> _DESCRIPTION OF THE TASK_
Only the lines from the one with "Transcribe this image's" to the end of the data below should be given again, exactly, with both ends included and pictures omitted.

┄┄┄┄┄┄┄┄┄┄┄┄┄┄┄┄┄┄┄┄

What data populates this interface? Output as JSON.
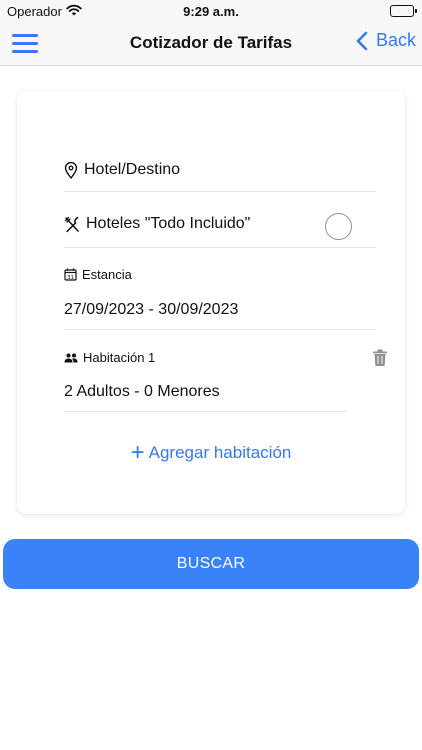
{
  "status_bar": {
    "carrier": "Operador",
    "time": "9:29 a.m.",
    "battery_level": 1.0
  },
  "nav": {
    "title": "Cotizador de Tarifas",
    "back_label": "Back"
  },
  "form": {
    "hotel_destination_placeholder": "Hotel/Destino",
    "all_inclusive_label": "Hoteles \"Todo Incluido\"",
    "all_inclusive_checked": false,
    "stay_label": "Estancia",
    "calendar_day_glyph": "31",
    "stay_dates": "27/09/2023 - 30/09/2023",
    "rooms": [
      {
        "label": "Habitación 1",
        "guests": "2 Adultos - 0 Menores"
      }
    ],
    "add_room_label": "Agregar habitación"
  },
  "search_button_label": "BUSCAR",
  "colors": {
    "accent": "#3478f6",
    "button": "#3a82f7",
    "bar_background": "#f7f7f7"
  },
  "icons": [
    "wifi-icon",
    "battery-icon",
    "menu-icon",
    "chevron-left-icon",
    "location-pin-icon",
    "fork-knife-icon",
    "calendar-icon",
    "people-icon",
    "trash-icon",
    "plus-icon"
  ]
}
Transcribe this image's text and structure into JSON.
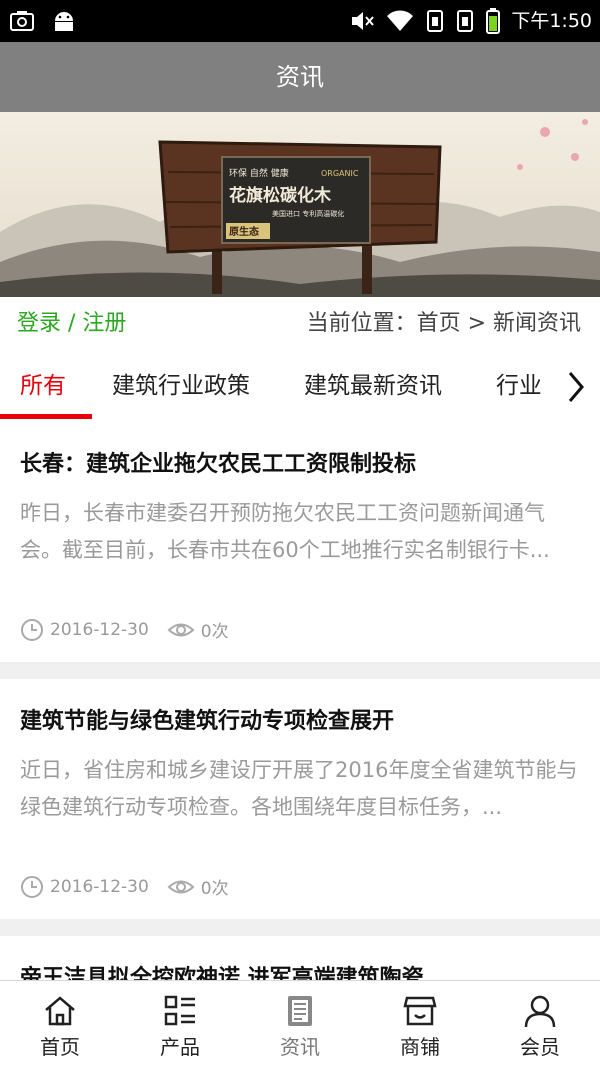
{
  "status_bar": {
    "time": "下午1:50",
    "icons": [
      "screenshot-icon",
      "android-icon",
      "mute-icon",
      "wifi-icon",
      "sim1-icon",
      "sim2-icon",
      "battery-icon"
    ]
  },
  "header": {
    "title": "资讯"
  },
  "banner": {
    "sign_tags": "环保 自然 健康",
    "sign_badge": "ORGANIC",
    "sign_brand": "花旗松碳化木",
    "sign_slogan": "美国进口 专利高温碳化",
    "sign_plaque": "原生态"
  },
  "location_bar": {
    "login_label": "登录 / 注册",
    "breadcrumb": "当前位置：首页 > 新闻资讯"
  },
  "tabs": {
    "items": [
      "所有",
      "建筑行业政策",
      "建筑最新资讯",
      "行业"
    ],
    "active_index": 0,
    "accent": "#e8000b"
  },
  "articles": [
    {
      "title": "长春：建筑企业拖欠农民工工资限制投标",
      "excerpt": "昨日，长春市建委召开预防拖欠农民工工资问题新闻通气会。截至目前，长春市共在60个工地推行实名制银行卡...",
      "date": "2016-12-30",
      "views": "0次"
    },
    {
      "title": "建筑节能与绿色建筑行动专项检查展开",
      "excerpt": "近日，省住房和城乡建设厅开展了2016年度全省建筑节能与绿色建筑行动专项检查。各地围绕年度目标任务，...",
      "date": "2016-12-30",
      "views": "0次"
    },
    {
      "title": "帝王洁具拟全控欧神诺 进军高端建筑陶瓷"
    }
  ],
  "bottom_nav": {
    "items": [
      "首页",
      "产品",
      "资讯",
      "商铺",
      "会员"
    ],
    "active_index": 2
  }
}
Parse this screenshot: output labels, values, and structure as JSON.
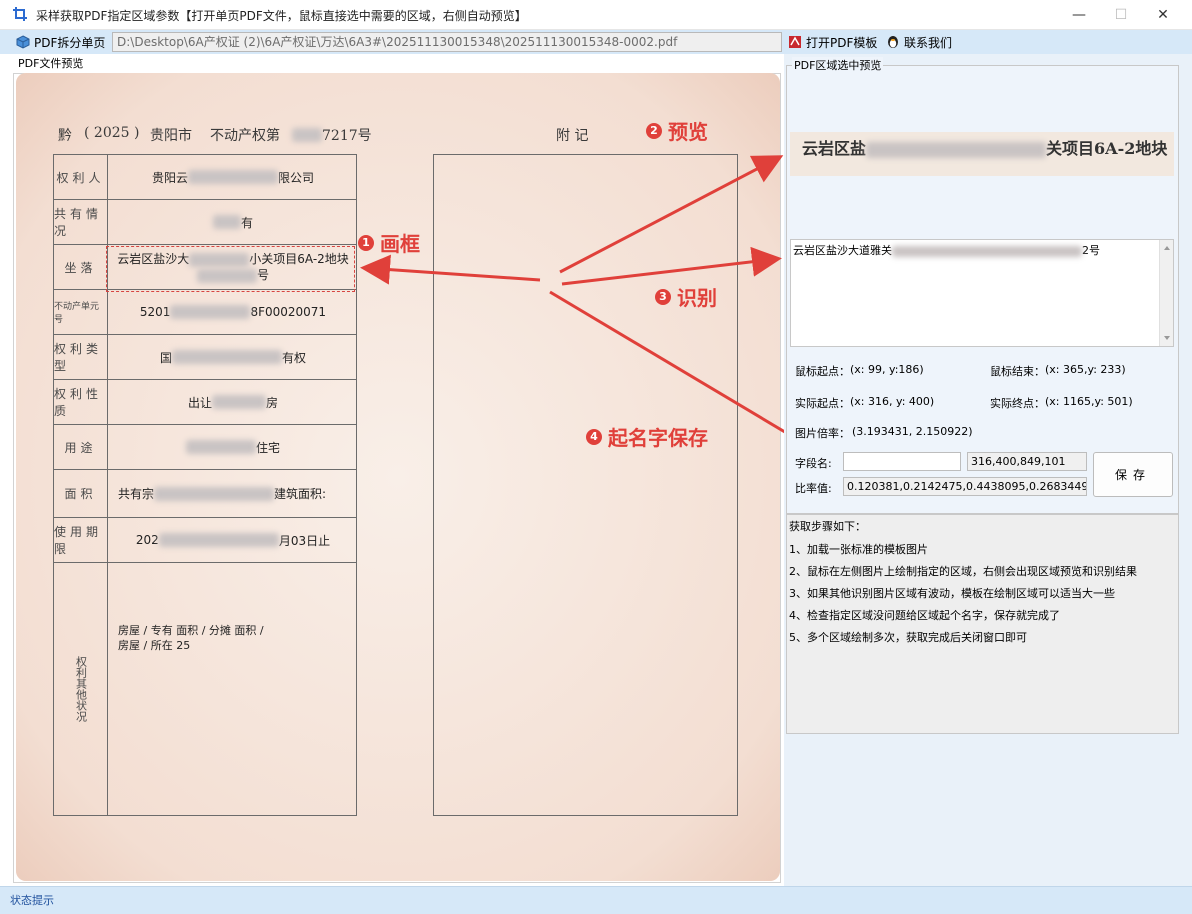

┄┄┄┄┄┄┄┄┄┄┄┄┄┄┄┄┄┄┄┄

> _THE OUTPUT_
Transcribe this image's text and structure into JSON.
{
  "status_bar": {
    "time": "下午1:50",
    "icons": [
      "screenshot-icon",
      "android-icon",
      "mute-icon",
      "wifi-icon",
      "sim1-icon",
      "sim2-icon",
      "battery-icon"
    ]
  },
  "header": {
    "title": "资讯"
  },
  "banner": {
    "sign_tags": "环保 自然 健康",
    "sign_badge": "ORGANIC",
    "sign_brand": "花旗松碳化木",
    "sign_slogan": "美国进口 专利高温碳化",
    "sign_plaque": "原生态"
  },
  "location_bar": {
    "login_label": "登录 / 注册",
    "breadcrumb": "当前位置：首页 > 新闻资讯"
  },
  "tabs": {
    "items": [
      "所有",
      "建筑行业政策",
      "建筑最新资讯",
      "行业"
    ],
    "active_index": 0,
    "accent": "#e8000b"
  },
  "articles": [
    {
      "title": "长春：建筑企业拖欠农民工工资限制投标",
      "excerpt": "昨日，长春市建委召开预防拖欠农民工工资问题新闻通气会。截至目前，长春市共在60个工地推行实名制银行卡...",
      "date": "2016-12-30",
      "views": "0次"
    },
    {
      "title": "建筑节能与绿色建筑行动专项检查展开",
      "excerpt": "近日，省住房和城乡建设厅开展了2016年度全省建筑节能与绿色建筑行动专项检查。各地围绕年度目标任务，...",
      "date": "2016-12-30",
      "views": "0次"
    },
    {
      "title": "帝王洁具拟全控欧神诺 进军高端建筑陶瓷"
    }
  ],
  "bottom_nav": {
    "items": [
      "首页",
      "产品",
      "资讯",
      "商铺",
      "会员"
    ],
    "active_index": 2
  }
}
Parse this screenshot: output labels, values, and structure as JSON.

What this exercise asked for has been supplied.